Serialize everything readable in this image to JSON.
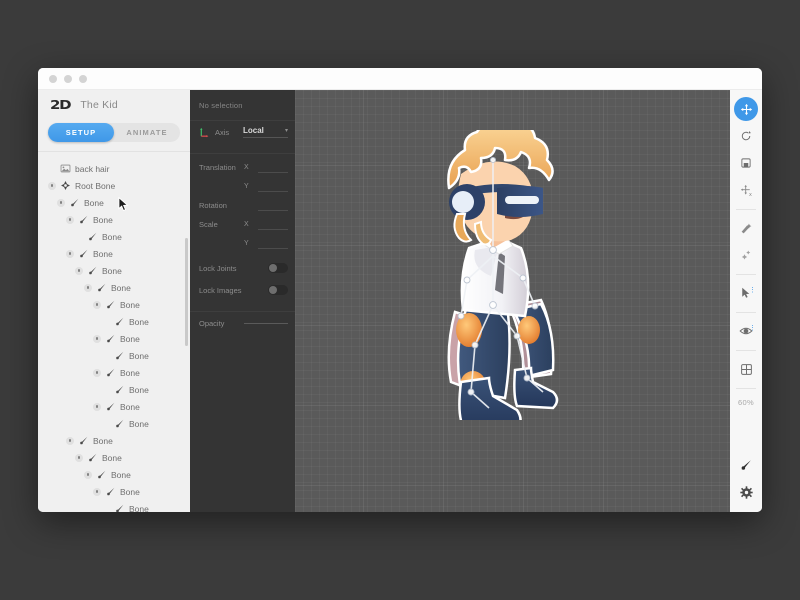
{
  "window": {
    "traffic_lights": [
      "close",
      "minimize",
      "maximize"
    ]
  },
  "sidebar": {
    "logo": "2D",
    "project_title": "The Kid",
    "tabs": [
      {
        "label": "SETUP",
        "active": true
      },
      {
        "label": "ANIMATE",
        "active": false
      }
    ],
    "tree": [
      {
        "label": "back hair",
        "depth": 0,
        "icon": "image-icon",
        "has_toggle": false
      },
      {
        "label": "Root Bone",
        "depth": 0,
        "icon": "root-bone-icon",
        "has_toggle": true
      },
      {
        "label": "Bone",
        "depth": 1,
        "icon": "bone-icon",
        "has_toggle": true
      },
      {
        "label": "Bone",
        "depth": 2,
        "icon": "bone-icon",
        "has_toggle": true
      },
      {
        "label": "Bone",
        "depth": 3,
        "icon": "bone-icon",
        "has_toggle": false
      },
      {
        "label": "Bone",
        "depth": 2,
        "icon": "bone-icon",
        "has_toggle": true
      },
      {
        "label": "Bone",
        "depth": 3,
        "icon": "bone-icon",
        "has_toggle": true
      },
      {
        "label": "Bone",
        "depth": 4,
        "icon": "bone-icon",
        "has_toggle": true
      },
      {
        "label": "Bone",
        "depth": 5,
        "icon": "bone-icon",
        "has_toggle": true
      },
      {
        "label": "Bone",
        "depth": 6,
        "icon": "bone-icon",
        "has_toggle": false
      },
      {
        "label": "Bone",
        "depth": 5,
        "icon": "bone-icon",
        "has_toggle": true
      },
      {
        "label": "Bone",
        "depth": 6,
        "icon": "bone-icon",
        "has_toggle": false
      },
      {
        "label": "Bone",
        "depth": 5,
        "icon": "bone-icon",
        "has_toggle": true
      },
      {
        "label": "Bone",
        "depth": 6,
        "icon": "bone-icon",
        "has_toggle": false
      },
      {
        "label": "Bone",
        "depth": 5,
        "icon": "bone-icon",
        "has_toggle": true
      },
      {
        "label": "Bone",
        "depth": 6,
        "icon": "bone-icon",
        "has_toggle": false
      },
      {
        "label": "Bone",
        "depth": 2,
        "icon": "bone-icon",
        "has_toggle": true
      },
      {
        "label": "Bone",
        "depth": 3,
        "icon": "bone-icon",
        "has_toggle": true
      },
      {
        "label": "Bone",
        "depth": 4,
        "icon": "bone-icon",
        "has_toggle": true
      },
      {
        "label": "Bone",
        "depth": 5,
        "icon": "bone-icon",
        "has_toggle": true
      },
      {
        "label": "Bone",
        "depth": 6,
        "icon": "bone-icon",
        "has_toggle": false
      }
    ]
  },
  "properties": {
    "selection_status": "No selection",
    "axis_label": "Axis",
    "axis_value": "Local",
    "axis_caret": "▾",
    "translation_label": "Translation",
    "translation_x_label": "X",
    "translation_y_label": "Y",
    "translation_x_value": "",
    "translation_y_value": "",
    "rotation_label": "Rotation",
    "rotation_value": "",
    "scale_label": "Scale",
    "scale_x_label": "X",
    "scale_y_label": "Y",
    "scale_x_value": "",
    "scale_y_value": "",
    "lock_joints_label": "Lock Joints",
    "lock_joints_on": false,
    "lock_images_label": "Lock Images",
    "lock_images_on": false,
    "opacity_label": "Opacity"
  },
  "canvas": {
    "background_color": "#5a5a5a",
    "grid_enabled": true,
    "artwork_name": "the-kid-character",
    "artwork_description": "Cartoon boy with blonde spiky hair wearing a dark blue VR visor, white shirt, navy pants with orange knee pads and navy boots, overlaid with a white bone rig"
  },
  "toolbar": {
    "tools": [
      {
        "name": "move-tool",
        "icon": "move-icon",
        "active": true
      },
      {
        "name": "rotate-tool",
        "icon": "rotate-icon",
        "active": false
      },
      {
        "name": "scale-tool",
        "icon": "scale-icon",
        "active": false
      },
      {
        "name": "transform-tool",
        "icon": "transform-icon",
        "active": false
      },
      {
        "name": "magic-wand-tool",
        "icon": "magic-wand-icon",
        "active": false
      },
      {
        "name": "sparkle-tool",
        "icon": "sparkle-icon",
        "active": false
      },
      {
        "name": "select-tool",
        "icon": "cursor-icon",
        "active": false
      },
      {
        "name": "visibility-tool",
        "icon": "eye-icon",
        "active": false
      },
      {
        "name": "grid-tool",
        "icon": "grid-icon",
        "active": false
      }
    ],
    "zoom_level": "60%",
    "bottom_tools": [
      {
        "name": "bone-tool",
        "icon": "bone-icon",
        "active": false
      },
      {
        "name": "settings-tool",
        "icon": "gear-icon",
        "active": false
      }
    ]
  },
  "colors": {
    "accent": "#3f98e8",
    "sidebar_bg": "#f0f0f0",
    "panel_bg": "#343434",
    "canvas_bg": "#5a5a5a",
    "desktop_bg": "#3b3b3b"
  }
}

○ ○ ○ ○ ○ ○ ○

Transcribe the material as is, with images omitted.

• Problem solution
Serialize everything readable in this image to JSON.
{
  "window": {
    "traffic_lights": [
      "close",
      "minimize",
      "maximize"
    ]
  },
  "sidebar": {
    "logo": "2D",
    "project_title": "The Kid",
    "tabs": [
      {
        "label": "SETUP",
        "active": true
      },
      {
        "label": "ANIMATE",
        "active": false
      }
    ],
    "tree": [
      {
        "label": "back hair",
        "depth": 0,
        "icon": "image-icon",
        "has_toggle": false
      },
      {
        "label": "Root Bone",
        "depth": 0,
        "icon": "root-bone-icon",
        "has_toggle": true
      },
      {
        "label": "Bone",
        "depth": 1,
        "icon": "bone-icon",
        "has_toggle": true
      },
      {
        "label": "Bone",
        "depth": 2,
        "icon": "bone-icon",
        "has_toggle": true
      },
      {
        "label": "Bone",
        "depth": 3,
        "icon": "bone-icon",
        "has_toggle": false
      },
      {
        "label": "Bone",
        "depth": 2,
        "icon": "bone-icon",
        "has_toggle": true
      },
      {
        "label": "Bone",
        "depth": 3,
        "icon": "bone-icon",
        "has_toggle": true
      },
      {
        "label": "Bone",
        "depth": 4,
        "icon": "bone-icon",
        "has_toggle": true
      },
      {
        "label": "Bone",
        "depth": 5,
        "icon": "bone-icon",
        "has_toggle": true
      },
      {
        "label": "Bone",
        "depth": 6,
        "icon": "bone-icon",
        "has_toggle": false
      },
      {
        "label": "Bone",
        "depth": 5,
        "icon": "bone-icon",
        "has_toggle": true
      },
      {
        "label": "Bone",
        "depth": 6,
        "icon": "bone-icon",
        "has_toggle": false
      },
      {
        "label": "Bone",
        "depth": 5,
        "icon": "bone-icon",
        "has_toggle": true
      },
      {
        "label": "Bone",
        "depth": 6,
        "icon": "bone-icon",
        "has_toggle": false
      },
      {
        "label": "Bone",
        "depth": 5,
        "icon": "bone-icon",
        "has_toggle": true
      },
      {
        "label": "Bone",
        "depth": 6,
        "icon": "bone-icon",
        "has_toggle": false
      },
      {
        "label": "Bone",
        "depth": 2,
        "icon": "bone-icon",
        "has_toggle": true
      },
      {
        "label": "Bone",
        "depth": 3,
        "icon": "bone-icon",
        "has_toggle": true
      },
      {
        "label": "Bone",
        "depth": 4,
        "icon": "bone-icon",
        "has_toggle": true
      },
      {
        "label": "Bone",
        "depth": 5,
        "icon": "bone-icon",
        "has_toggle": true
      },
      {
        "label": "Bone",
        "depth": 6,
        "icon": "bone-icon",
        "has_toggle": false
      }
    ]
  },
  "properties": {
    "selection_status": "No selection",
    "axis_label": "Axis",
    "axis_value": "Local",
    "axis_caret": "▾",
    "translation_label": "Translation",
    "translation_x_label": "X",
    "translation_y_label": "Y",
    "translation_x_value": "",
    "translation_y_value": "",
    "rotation_label": "Rotation",
    "rotation_value": "",
    "scale_label": "Scale",
    "scale_x_label": "X",
    "scale_y_label": "Y",
    "scale_x_value": "",
    "scale_y_value": "",
    "lock_joints_label": "Lock Joints",
    "lock_joints_on": false,
    "lock_images_label": "Lock Images",
    "lock_images_on": false,
    "opacity_label": "Opacity"
  },
  "canvas": {
    "background_color": "#5a5a5a",
    "grid_enabled": true,
    "artwork_name": "the-kid-character",
    "artwork_description": "Cartoon boy with blonde spiky hair wearing a dark blue VR visor, white shirt, navy pants with orange knee pads and navy boots, overlaid with a white bone rig"
  },
  "toolbar": {
    "tools": [
      {
        "name": "move-tool",
        "icon": "move-icon",
        "active": true
      },
      {
        "name": "rotate-tool",
        "icon": "rotate-icon",
        "active": false
      },
      {
        "name": "scale-tool",
        "icon": "scale-icon",
        "active": false
      },
      {
        "name": "transform-tool",
        "icon": "transform-icon",
        "active": false
      },
      {
        "name": "magic-wand-tool",
        "icon": "magic-wand-icon",
        "active": false
      },
      {
        "name": "sparkle-tool",
        "icon": "sparkle-icon",
        "active": false
      },
      {
        "name": "select-tool",
        "icon": "cursor-icon",
        "active": false
      },
      {
        "name": "visibility-tool",
        "icon": "eye-icon",
        "active": false
      },
      {
        "name": "grid-tool",
        "icon": "grid-icon",
        "active": false
      }
    ],
    "zoom_level": "60%",
    "bottom_tools": [
      {
        "name": "bone-tool",
        "icon": "bone-icon",
        "active": false
      },
      {
        "name": "settings-tool",
        "icon": "gear-icon",
        "active": false
      }
    ]
  },
  "colors": {
    "accent": "#3f98e8",
    "sidebar_bg": "#f0f0f0",
    "panel_bg": "#343434",
    "canvas_bg": "#5a5a5a",
    "desktop_bg": "#3b3b3b"
  }
}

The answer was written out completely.